=== RAW RECORDS ===

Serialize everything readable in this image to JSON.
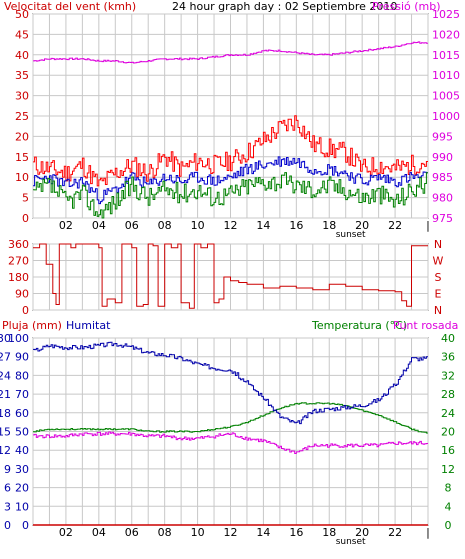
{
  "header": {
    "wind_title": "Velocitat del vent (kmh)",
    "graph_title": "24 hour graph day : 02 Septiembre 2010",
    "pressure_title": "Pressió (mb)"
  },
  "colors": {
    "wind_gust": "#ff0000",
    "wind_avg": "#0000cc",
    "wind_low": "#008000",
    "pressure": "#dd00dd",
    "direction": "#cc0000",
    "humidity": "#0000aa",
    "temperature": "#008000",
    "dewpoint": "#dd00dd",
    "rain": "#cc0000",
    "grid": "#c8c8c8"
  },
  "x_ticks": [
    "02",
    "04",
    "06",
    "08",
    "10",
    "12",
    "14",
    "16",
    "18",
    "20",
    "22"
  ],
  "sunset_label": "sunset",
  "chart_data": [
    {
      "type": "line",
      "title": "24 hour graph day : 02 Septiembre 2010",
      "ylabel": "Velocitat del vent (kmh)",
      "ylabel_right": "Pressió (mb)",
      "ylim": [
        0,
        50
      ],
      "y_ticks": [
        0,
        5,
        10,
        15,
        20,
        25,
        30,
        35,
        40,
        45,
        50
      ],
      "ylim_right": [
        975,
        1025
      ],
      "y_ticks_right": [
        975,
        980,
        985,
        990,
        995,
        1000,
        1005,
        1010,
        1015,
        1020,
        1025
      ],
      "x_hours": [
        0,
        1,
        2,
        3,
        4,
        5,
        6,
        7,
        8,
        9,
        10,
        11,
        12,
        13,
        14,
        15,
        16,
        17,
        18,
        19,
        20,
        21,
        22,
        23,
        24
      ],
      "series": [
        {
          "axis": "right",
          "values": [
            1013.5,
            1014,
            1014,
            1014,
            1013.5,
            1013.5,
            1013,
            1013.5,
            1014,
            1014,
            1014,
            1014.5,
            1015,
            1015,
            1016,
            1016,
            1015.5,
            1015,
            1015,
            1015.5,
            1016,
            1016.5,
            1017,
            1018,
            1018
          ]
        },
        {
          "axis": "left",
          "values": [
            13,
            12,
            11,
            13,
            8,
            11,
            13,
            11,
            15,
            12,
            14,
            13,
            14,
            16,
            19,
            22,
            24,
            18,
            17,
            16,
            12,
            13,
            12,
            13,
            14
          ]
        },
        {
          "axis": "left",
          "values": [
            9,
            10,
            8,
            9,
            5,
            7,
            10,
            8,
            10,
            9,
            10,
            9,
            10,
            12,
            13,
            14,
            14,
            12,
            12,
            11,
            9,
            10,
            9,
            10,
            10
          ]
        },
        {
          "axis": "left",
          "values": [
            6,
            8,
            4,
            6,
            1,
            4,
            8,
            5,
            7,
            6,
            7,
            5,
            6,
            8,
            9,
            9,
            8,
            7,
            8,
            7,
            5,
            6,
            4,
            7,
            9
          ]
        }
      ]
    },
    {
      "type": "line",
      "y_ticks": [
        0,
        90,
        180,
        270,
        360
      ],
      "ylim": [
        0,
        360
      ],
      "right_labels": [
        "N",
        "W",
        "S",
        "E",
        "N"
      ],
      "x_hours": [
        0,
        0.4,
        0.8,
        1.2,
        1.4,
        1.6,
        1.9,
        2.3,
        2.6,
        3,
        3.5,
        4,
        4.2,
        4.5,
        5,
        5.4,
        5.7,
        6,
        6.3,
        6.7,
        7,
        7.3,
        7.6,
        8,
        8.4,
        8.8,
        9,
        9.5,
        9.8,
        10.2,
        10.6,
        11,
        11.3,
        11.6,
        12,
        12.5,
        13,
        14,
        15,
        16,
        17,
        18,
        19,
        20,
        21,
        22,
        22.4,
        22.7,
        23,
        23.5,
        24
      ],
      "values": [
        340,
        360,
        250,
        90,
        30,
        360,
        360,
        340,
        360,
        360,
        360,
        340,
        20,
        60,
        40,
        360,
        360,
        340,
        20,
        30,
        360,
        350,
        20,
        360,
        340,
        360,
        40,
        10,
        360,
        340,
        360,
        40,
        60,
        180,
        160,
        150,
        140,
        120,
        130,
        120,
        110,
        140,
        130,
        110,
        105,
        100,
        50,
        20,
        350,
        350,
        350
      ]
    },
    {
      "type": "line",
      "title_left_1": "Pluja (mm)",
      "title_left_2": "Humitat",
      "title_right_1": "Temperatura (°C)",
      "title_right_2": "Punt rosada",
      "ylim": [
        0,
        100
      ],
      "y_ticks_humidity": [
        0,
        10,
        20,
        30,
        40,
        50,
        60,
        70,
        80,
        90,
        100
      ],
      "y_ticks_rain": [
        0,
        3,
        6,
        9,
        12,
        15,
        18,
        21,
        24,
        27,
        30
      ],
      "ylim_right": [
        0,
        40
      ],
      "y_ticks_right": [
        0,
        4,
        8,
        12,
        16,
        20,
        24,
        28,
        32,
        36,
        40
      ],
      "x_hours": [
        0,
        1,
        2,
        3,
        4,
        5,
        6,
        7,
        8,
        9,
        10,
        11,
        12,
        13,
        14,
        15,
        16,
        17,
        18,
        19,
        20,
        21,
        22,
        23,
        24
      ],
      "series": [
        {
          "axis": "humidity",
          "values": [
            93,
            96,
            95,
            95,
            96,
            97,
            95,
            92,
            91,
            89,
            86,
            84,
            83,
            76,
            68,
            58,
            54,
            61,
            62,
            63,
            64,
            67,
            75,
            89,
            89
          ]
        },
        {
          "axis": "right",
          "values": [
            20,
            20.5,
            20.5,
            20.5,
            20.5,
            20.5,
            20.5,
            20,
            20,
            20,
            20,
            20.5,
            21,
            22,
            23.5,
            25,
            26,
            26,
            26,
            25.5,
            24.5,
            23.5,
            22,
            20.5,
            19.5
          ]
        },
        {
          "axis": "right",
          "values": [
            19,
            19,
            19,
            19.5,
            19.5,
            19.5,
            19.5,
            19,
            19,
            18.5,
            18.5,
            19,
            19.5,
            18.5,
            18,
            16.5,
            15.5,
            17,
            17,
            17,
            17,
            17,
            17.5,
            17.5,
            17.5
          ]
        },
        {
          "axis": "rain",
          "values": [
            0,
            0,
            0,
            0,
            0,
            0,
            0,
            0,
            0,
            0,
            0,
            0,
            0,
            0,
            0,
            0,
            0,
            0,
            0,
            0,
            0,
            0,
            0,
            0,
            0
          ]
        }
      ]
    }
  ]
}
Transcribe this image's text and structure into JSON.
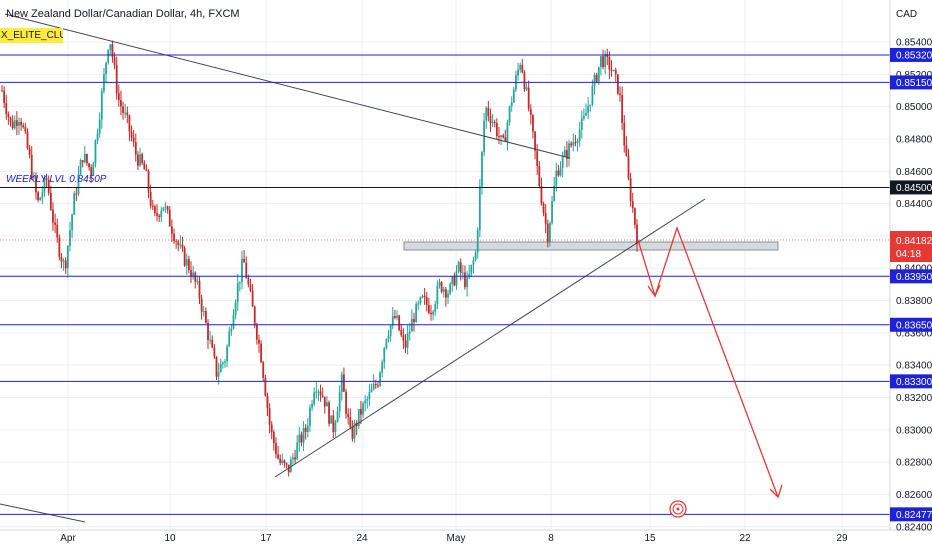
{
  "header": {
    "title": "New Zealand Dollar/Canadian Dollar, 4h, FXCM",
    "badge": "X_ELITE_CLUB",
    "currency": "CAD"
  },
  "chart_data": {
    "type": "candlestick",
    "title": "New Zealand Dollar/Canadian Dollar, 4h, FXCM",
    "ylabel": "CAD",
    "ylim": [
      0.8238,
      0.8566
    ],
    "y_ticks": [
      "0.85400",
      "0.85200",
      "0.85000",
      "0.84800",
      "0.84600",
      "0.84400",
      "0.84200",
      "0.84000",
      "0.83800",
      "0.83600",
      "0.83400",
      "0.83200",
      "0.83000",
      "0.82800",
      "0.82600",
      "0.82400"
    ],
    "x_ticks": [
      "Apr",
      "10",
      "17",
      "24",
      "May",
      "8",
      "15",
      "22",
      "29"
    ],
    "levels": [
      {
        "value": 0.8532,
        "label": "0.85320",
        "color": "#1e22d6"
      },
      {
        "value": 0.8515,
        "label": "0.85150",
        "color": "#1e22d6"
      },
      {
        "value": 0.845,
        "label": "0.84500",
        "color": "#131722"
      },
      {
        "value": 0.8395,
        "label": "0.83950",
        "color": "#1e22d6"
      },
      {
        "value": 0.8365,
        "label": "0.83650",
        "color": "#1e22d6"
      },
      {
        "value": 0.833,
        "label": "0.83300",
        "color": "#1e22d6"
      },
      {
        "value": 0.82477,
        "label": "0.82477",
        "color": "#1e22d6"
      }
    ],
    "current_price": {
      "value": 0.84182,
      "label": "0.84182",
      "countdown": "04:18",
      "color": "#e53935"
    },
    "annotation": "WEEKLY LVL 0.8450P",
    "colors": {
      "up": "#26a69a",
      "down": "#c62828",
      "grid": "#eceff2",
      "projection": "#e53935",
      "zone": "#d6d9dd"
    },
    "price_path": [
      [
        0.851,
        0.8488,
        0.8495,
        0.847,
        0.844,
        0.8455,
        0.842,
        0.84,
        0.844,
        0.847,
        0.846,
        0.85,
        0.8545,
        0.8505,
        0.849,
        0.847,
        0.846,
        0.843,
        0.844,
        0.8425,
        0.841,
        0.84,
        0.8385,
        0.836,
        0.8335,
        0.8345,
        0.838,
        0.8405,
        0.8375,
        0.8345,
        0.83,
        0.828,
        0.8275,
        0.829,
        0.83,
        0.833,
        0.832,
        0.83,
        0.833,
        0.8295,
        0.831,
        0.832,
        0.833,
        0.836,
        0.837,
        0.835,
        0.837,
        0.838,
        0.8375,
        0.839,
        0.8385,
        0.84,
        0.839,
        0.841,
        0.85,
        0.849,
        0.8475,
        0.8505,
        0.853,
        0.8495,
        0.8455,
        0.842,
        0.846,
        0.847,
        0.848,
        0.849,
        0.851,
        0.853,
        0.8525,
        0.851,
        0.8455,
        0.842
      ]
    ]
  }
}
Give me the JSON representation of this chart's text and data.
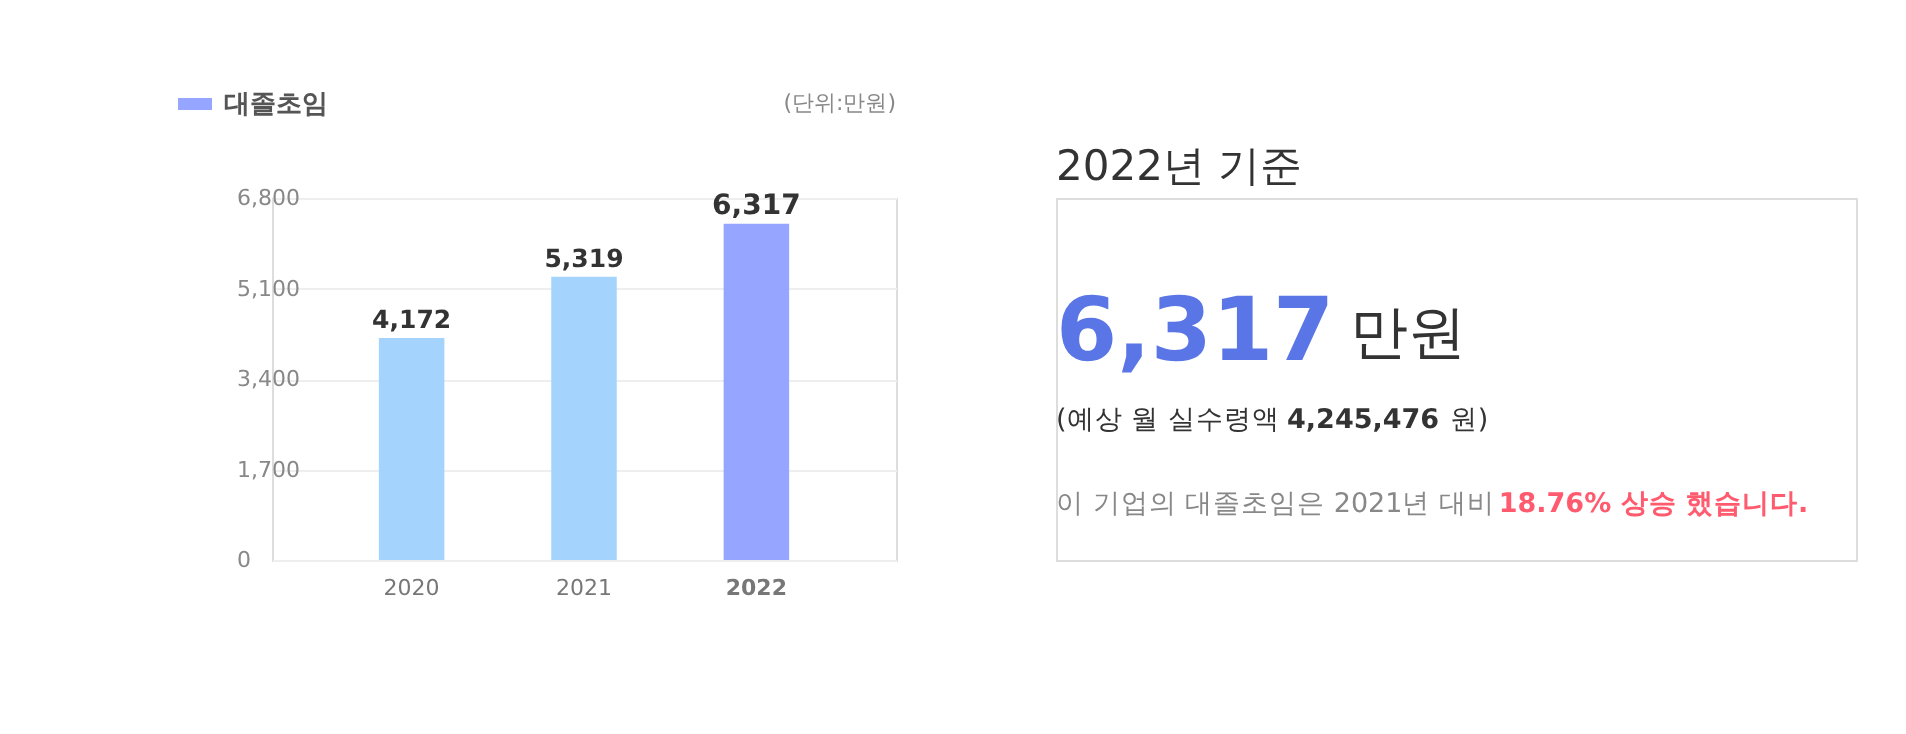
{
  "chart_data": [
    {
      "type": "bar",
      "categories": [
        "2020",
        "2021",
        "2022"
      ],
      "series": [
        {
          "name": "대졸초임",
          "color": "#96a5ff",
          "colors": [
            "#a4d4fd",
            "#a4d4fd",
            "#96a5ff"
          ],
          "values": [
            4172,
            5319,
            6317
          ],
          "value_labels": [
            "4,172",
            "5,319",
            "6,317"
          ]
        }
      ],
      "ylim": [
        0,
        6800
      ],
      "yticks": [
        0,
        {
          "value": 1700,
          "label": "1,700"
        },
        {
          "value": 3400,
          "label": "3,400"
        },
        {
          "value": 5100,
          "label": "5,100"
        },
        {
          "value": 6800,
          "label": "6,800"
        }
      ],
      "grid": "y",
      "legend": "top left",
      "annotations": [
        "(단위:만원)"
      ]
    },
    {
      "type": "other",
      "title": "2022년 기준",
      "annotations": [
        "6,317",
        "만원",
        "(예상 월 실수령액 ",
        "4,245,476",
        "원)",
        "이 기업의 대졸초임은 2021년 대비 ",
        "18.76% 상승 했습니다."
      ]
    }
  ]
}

===

EXERCISE INSTRUCTIONS >>
Using the material above, count the lines containing the word "Velocitat". Reply with the number alone.

TASK OUTPUT >>
2